__Data to use__
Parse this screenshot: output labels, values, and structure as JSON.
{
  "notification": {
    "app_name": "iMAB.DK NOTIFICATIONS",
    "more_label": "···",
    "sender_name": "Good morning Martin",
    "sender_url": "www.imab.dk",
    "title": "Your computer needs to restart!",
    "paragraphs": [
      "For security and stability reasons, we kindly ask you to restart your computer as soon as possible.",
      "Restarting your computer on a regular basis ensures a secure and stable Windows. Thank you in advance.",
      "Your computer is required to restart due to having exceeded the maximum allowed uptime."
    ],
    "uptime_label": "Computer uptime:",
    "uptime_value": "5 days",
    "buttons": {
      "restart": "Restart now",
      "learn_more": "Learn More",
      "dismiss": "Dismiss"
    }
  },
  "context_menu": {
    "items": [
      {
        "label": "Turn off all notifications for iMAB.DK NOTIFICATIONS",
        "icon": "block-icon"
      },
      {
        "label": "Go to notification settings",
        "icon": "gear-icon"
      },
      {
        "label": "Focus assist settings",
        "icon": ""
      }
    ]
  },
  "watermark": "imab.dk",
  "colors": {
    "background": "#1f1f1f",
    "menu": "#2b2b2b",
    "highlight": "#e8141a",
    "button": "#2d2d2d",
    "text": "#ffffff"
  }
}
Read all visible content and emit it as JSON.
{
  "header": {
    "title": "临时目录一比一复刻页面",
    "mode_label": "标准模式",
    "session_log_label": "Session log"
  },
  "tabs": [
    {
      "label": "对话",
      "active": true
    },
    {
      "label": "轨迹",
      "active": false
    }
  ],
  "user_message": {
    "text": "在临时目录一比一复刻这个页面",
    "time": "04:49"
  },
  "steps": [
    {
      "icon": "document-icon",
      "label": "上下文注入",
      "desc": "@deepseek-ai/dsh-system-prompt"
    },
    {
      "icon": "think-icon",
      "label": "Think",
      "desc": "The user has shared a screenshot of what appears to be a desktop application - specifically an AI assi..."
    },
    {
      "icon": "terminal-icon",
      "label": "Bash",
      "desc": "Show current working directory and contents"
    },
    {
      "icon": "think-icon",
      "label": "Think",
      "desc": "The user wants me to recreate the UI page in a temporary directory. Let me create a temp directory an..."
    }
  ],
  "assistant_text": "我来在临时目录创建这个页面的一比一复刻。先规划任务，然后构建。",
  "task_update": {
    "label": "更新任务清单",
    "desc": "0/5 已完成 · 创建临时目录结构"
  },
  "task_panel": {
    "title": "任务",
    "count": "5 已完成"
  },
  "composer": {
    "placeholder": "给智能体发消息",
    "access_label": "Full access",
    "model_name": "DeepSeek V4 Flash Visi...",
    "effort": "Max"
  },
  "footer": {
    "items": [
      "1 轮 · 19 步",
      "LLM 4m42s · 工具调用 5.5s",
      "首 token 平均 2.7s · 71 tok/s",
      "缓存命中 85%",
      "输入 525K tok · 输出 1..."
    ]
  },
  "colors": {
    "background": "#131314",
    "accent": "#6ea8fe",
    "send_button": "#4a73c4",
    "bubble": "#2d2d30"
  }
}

__Directions__
Your task is to extract the lines running from the one with "Read all visible content and emit it as JSON." to the end of the material, inclusive, copying each exactly and adding nothing.

__Solution below__
Read all visible content and emit it as JSON.
{
  "header": {
    "title": "临时目录一比一复刻页面",
    "mode_label": "标准模式",
    "session_log_label": "Session log"
  },
  "tabs": [
    {
      "label": "对话",
      "active": true
    },
    {
      "label": "轨迹",
      "active": false
    }
  ],
  "user_message": {
    "text": "在临时目录一比一复刻这个页面",
    "time": "04:49"
  },
  "steps": [
    {
      "icon": "document-icon",
      "label": "上下文注入",
      "desc": "@deepseek-ai/dsh-system-prompt"
    },
    {
      "icon": "think-icon",
      "label": "Think",
      "desc": "The user has shared a screenshot of what appears to be a desktop application - specifically an AI assi..."
    },
    {
      "icon": "terminal-icon",
      "label": "Bash",
      "desc": "Show current working directory and contents"
    },
    {
      "icon": "think-icon",
      "label": "Think",
      "desc": "The user wants me to recreate the UI page in a temporary directory. Let me create a temp directory an..."
    }
  ],
  "assistant_text": "我来在临时目录创建这个页面的一比一复刻。先规划任务，然后构建。",
  "task_update": {
    "label": "更新任务清单",
    "desc": "0/5 已完成 · 创建临时目录结构"
  },
  "task_panel": {
    "title": "任务",
    "count": "5 已完成"
  },
  "composer": {
    "placeholder": "给智能体发消息",
    "access_label": "Full access",
    "model_name": "DeepSeek V4 Flash Visi...",
    "effort": "Max"
  },
  "footer": {
    "items": [
      "1 轮 · 19 步",
      "LLM 4m42s · 工具调用 5.5s",
      "首 token 平均 2.7s · 71 tok/s",
      "缓存命中 85%",
      "输入 525K tok · 输出 1..."
    ]
  },
  "colors": {
    "background": "#131314",
    "accent": "#6ea8fe",
    "send_button": "#4a73c4",
    "bubble": "#2d2d30"
  }
}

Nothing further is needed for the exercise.